• **Set problem**:
Repeat every record exactly, but keep images out of the copy.

┄┄┄┄┄┄┄┄┄┄┄┄┄┄┄┄┄┄┄┄

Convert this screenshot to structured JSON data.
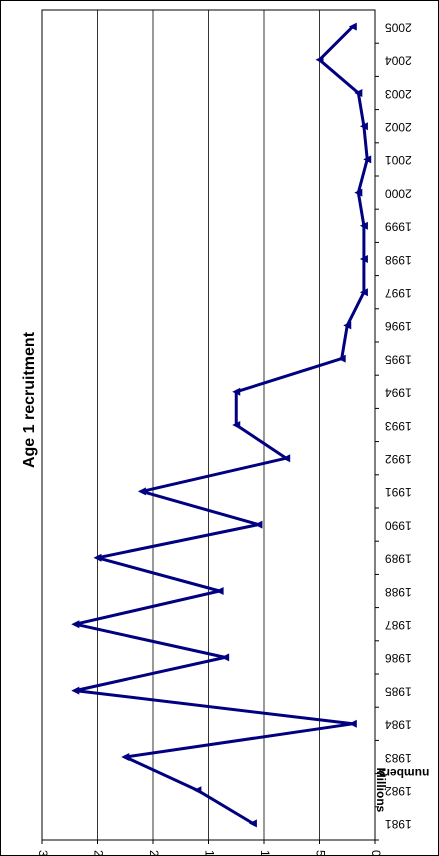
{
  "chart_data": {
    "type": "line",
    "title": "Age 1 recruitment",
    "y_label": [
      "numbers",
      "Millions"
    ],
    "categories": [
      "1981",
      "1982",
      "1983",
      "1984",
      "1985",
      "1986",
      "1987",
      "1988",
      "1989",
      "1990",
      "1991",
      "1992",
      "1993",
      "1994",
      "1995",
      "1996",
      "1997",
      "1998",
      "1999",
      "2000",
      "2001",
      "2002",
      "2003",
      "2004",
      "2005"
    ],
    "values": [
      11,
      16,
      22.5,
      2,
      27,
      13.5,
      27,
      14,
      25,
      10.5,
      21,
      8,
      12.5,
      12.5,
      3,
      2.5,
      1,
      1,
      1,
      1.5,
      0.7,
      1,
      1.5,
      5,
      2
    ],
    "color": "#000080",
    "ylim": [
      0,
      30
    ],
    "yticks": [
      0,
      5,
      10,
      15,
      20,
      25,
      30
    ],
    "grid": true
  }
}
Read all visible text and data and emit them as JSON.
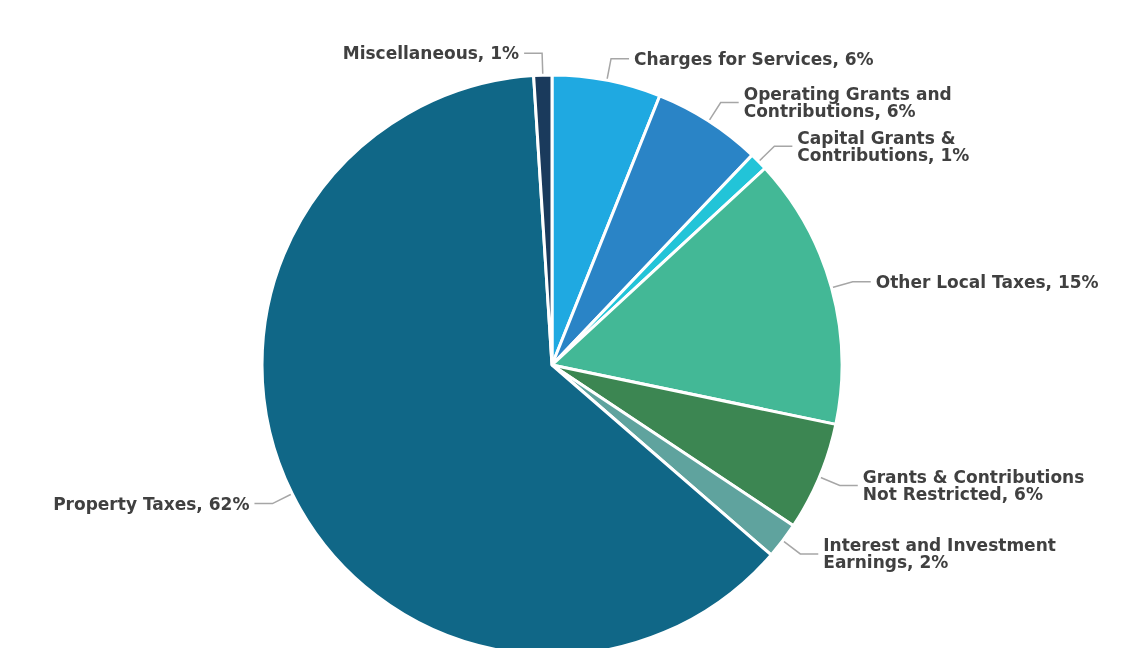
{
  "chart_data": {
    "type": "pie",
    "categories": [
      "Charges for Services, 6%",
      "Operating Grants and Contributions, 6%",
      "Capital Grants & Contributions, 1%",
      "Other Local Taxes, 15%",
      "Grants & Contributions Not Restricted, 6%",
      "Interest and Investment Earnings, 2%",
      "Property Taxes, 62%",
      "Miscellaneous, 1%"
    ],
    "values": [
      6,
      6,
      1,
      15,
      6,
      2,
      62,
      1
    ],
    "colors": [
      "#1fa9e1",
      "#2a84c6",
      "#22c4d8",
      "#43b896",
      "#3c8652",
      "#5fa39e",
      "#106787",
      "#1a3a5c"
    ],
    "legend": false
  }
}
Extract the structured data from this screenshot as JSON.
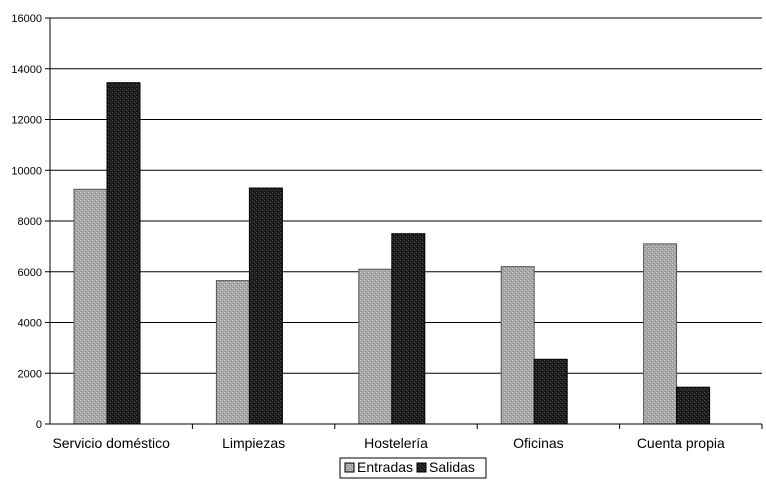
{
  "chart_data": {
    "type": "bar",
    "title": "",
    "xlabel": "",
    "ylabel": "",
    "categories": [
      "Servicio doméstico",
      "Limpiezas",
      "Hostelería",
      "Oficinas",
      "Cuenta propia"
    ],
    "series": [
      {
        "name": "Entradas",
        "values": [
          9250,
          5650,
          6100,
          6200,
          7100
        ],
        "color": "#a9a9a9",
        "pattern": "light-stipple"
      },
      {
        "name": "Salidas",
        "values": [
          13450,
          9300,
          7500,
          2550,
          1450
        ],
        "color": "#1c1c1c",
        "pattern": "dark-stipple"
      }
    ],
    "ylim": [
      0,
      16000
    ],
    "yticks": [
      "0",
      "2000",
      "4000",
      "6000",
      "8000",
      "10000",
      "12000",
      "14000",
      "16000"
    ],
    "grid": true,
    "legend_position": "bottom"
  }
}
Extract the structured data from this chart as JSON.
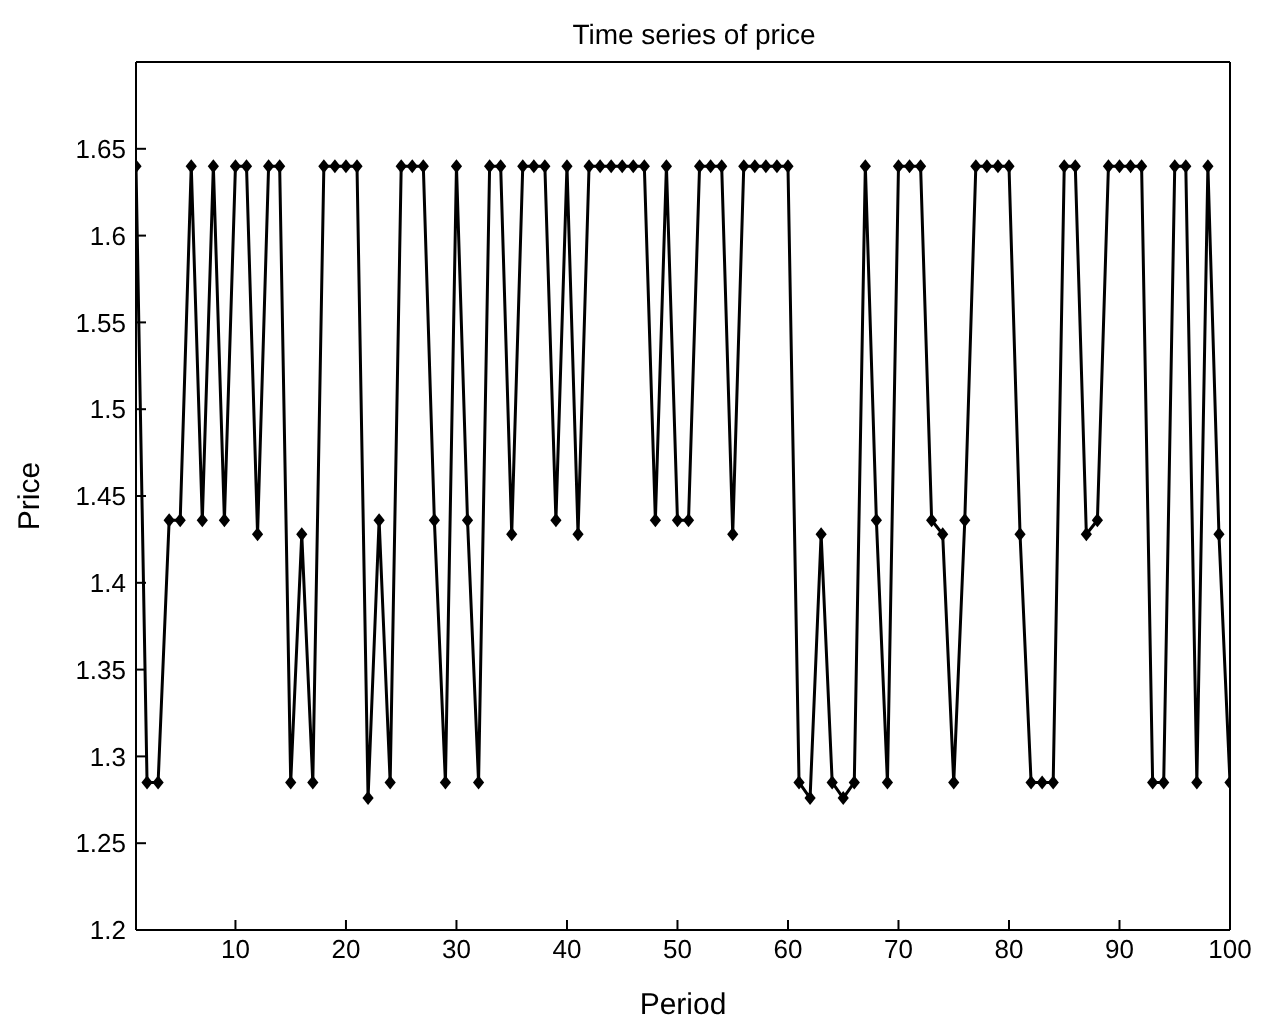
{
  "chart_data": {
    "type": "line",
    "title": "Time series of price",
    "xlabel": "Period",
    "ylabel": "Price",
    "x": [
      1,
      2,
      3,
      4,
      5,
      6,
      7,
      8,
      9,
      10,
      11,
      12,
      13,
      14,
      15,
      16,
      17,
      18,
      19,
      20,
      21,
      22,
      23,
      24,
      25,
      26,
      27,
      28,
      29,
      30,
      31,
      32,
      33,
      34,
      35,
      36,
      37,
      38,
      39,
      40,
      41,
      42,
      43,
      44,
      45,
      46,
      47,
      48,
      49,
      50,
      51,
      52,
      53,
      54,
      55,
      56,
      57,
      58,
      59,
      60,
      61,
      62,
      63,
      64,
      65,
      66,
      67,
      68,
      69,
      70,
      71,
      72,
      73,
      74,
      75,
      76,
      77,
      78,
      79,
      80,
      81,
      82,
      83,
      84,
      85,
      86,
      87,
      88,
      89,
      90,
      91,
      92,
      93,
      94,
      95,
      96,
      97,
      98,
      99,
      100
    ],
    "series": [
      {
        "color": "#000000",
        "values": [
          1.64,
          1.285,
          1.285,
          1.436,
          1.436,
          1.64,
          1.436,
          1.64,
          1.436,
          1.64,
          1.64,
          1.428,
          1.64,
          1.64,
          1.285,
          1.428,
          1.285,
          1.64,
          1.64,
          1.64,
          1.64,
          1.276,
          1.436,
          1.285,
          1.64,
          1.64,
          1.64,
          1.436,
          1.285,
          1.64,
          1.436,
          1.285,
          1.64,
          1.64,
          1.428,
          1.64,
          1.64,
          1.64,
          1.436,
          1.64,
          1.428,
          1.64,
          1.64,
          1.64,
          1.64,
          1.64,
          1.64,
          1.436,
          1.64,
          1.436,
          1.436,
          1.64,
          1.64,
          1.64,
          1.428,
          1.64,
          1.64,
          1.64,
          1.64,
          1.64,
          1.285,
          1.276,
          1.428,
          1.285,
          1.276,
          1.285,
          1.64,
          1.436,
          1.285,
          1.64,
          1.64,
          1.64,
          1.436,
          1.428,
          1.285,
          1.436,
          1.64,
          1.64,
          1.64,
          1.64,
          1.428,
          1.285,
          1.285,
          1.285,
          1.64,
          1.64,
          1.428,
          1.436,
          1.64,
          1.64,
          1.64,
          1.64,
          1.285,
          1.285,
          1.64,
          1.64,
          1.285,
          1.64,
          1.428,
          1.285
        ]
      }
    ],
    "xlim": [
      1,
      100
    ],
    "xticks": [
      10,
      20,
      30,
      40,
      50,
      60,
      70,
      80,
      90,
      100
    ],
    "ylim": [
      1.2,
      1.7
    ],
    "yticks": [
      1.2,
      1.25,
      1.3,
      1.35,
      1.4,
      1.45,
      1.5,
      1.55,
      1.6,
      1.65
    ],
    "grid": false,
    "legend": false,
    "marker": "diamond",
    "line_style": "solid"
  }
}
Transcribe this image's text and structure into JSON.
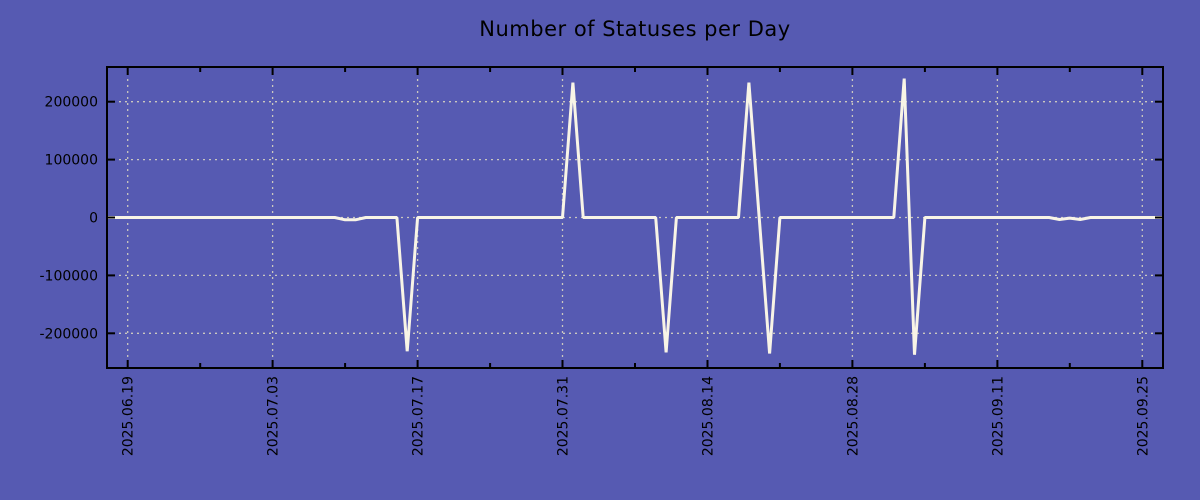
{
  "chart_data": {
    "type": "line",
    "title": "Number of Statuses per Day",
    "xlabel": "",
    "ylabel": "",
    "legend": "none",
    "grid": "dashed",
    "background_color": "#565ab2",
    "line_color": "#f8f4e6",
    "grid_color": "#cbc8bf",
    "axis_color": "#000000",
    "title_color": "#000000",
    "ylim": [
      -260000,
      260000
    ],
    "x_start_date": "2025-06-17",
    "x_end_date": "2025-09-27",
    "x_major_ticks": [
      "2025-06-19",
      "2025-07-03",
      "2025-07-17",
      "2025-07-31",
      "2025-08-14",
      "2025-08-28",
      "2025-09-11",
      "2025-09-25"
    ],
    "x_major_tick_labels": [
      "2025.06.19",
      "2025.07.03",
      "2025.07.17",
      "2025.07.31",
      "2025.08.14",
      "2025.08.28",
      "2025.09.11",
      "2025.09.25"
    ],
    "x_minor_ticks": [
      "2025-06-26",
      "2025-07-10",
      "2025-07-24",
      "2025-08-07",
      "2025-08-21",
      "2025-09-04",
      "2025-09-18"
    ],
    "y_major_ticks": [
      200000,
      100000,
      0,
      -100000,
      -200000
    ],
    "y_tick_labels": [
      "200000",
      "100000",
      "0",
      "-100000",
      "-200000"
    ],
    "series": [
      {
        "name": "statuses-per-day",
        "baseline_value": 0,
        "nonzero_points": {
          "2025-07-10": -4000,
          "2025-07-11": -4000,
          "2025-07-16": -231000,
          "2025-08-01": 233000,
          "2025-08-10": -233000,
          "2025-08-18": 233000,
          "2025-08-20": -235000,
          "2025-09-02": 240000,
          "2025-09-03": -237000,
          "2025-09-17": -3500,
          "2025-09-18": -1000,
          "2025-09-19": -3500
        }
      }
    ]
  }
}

┄┄┄┄┄┄┄┄┄┄┄┄┄┄┄┄┄┄┄┄

• **Task solution**:
Convert this screenshot to structured JSON data.
{
  "chart_data": {
    "type": "line",
    "title": "Age 1 recruitment",
    "y_label": [
      "numbers",
      "Millions"
    ],
    "categories": [
      "1981",
      "1982",
      "1983",
      "1984",
      "1985",
      "1986",
      "1987",
      "1988",
      "1989",
      "1990",
      "1991",
      "1992",
      "1993",
      "1994",
      "1995",
      "1996",
      "1997",
      "1998",
      "1999",
      "2000",
      "2001",
      "2002",
      "2003",
      "2004",
      "2005"
    ],
    "values": [
      11,
      16,
      22.5,
      2,
      27,
      13.5,
      27,
      14,
      25,
      10.5,
      21,
      8,
      12.5,
      12.5,
      3,
      2.5,
      1,
      1,
      1,
      1.5,
      0.7,
      1,
      1.5,
      5,
      2
    ],
    "color": "#000080",
    "ylim": [
      0,
      30
    ],
    "yticks": [
      0,
      5,
      10,
      15,
      20,
      25,
      30
    ],
    "grid": true
  }
}
Read all visible text and data and emit them as JSON.
{
  "chart_data": {
    "type": "pie",
    "categories": [
      "Charges for Services, 6%",
      "Operating Grants and Contributions, 6%",
      "Capital Grants & Contributions, 1%",
      "Other Local Taxes, 15%",
      "Grants & Contributions Not Restricted, 6%",
      "Interest and Investment Earnings, 2%",
      "Property Taxes, 62%",
      "Miscellaneous, 1%"
    ],
    "values": [
      6,
      6,
      1,
      15,
      6,
      2,
      62,
      1
    ],
    "colors": [
      "#1fa9e1",
      "#2a84c6",
      "#22c4d8",
      "#43b896",
      "#3c8652",
      "#5fa39e",
      "#106787",
      "#1a3a5c"
    ],
    "legend": false
  }
}
Extract the structured data from this screenshot as JSON.
{
  "chart_data": {
    "type": "bar",
    "title": "",
    "xlabel": "",
    "ylabel": "",
    "categories": [
      "Servicio doméstico",
      "Limpiezas",
      "Hostelería",
      "Oficinas",
      "Cuenta propia"
    ],
    "series": [
      {
        "name": "Entradas",
        "values": [
          9250,
          5650,
          6100,
          6200,
          7100
        ],
        "color": "#a9a9a9",
        "pattern": "light-stipple"
      },
      {
        "name": "Salidas",
        "values": [
          13450,
          9300,
          7500,
          2550,
          1450
        ],
        "color": "#1c1c1c",
        "pattern": "dark-stipple"
      }
    ],
    "ylim": [
      0,
      16000
    ],
    "yticks": [
      "0",
      "2000",
      "4000",
      "6000",
      "8000",
      "10000",
      "12000",
      "14000",
      "16000"
    ],
    "grid": true,
    "legend_position": "bottom"
  }
}
Extract the structured data from this chart as JSON.
{
  "chart_data": {
    "type": "line",
    "title": "Time series of price",
    "xlabel": "Period",
    "ylabel": "Price",
    "x": [
      1,
      2,
      3,
      4,
      5,
      6,
      7,
      8,
      9,
      10,
      11,
      12,
      13,
      14,
      15,
      16,
      17,
      18,
      19,
      20,
      21,
      22,
      23,
      24,
      25,
      26,
      27,
      28,
      29,
      30,
      31,
      32,
      33,
      34,
      35,
      36,
      37,
      38,
      39,
      40,
      41,
      42,
      43,
      44,
      45,
      46,
      47,
      48,
      49,
      50,
      51,
      52,
      53,
      54,
      55,
      56,
      57,
      58,
      59,
      60,
      61,
      62,
      63,
      64,
      65,
      66,
      67,
      68,
      69,
      70,
      71,
      72,
      73,
      74,
      75,
      76,
      77,
      78,
      79,
      80,
      81,
      82,
      83,
      84,
      85,
      86,
      87,
      88,
      89,
      90,
      91,
      92,
      93,
      94,
      95,
      96,
      97,
      98,
      99,
      100
    ],
    "series": [
      {
        "color": "#000000",
        "values": [
          1.64,
          1.285,
          1.285,
          1.436,
          1.436,
          1.64,
          1.436,
          1.64,
          1.436,
          1.64,
          1.64,
          1.428,
          1.64,
          1.64,
          1.285,
          1.428,
          1.285,
          1.64,
          1.64,
          1.64,
          1.64,
          1.276,
          1.436,
          1.285,
          1.64,
          1.64,
          1.64,
          1.436,
          1.285,
          1.64,
          1.436,
          1.285,
          1.64,
          1.64,
          1.428,
          1.64,
          1.64,
          1.64,
          1.436,
          1.64,
          1.428,
          1.64,
          1.64,
          1.64,
          1.64,
          1.64,
          1.64,
          1.436,
          1.64,
          1.436,
          1.436,
          1.64,
          1.64,
          1.64,
          1.428,
          1.64,
          1.64,
          1.64,
          1.64,
          1.64,
          1.285,
          1.276,
          1.428,
          1.285,
          1.276,
          1.285,
          1.64,
          1.436,
          1.285,
          1.64,
          1.64,
          1.64,
          1.436,
          1.428,
          1.285,
          1.436,
          1.64,
          1.64,
          1.64,
          1.64,
          1.428,
          1.285,
          1.285,
          1.285,
          1.64,
          1.64,
          1.428,
          1.436,
          1.64,
          1.64,
          1.64,
          1.64,
          1.285,
          1.285,
          1.64,
          1.64,
          1.285,
          1.64,
          1.428,
          1.285
        ]
      }
    ],
    "xlim": [
      1,
      100
    ],
    "xticks": [
      10,
      20,
      30,
      40,
      50,
      60,
      70,
      80,
      90,
      100
    ],
    "ylim": [
      1.2,
      1.7
    ],
    "yticks": [
      1.2,
      1.25,
      1.3,
      1.35,
      1.4,
      1.45,
      1.5,
      1.55,
      1.6,
      1.65
    ],
    "grid": false,
    "legend": false,
    "marker": "diamond",
    "line_style": "solid"
  }
}
Transcribe this image's text and structure into JSON.
{
  "chart_data": {
    "type": "line",
    "title": "Number of Statuses per Day",
    "xlabel": "",
    "ylabel": "",
    "legend": "none",
    "grid": "dashed",
    "background_color": "#565ab2",
    "line_color": "#f8f4e6",
    "grid_color": "#cbc8bf",
    "axis_color": "#000000",
    "title_color": "#000000",
    "ylim": [
      -260000,
      260000
    ],
    "x_start_date": "2025-06-17",
    "x_end_date": "2025-09-27",
    "x_major_ticks": [
      "2025-06-19",
      "2025-07-03",
      "2025-07-17",
      "2025-07-31",
      "2025-08-14",
      "2025-08-28",
      "2025-09-11",
      "2025-09-25"
    ],
    "x_major_tick_labels": [
      "2025.06.19",
      "2025.07.03",
      "2025.07.17",
      "2025.07.31",
      "2025.08.14",
      "2025.08.28",
      "2025.09.11",
      "2025.09.25"
    ],
    "x_minor_ticks": [
      "2025-06-26",
      "2025-07-10",
      "2025-07-24",
      "2025-08-07",
      "2025-08-21",
      "2025-09-04",
      "2025-09-18"
    ],
    "y_major_ticks": [
      200000,
      100000,
      0,
      -100000,
      -200000
    ],
    "y_tick_labels": [
      "200000",
      "100000",
      "0",
      "-100000",
      "-200000"
    ],
    "series": [
      {
        "name": "statuses-per-day",
        "baseline_value": 0,
        "nonzero_points": {
          "2025-07-10": -4000,
          "2025-07-11": -4000,
          "2025-07-16": -231000,
          "2025-08-01": 233000,
          "2025-08-10": -233000,
          "2025-08-18": 233000,
          "2025-08-20": -235000,
          "2025-09-02": 240000,
          "2025-09-03": -237000,
          "2025-09-17": -3500,
          "2025-09-18": -1000,
          "2025-09-19": -3500
        }
      }
    ]
  }
}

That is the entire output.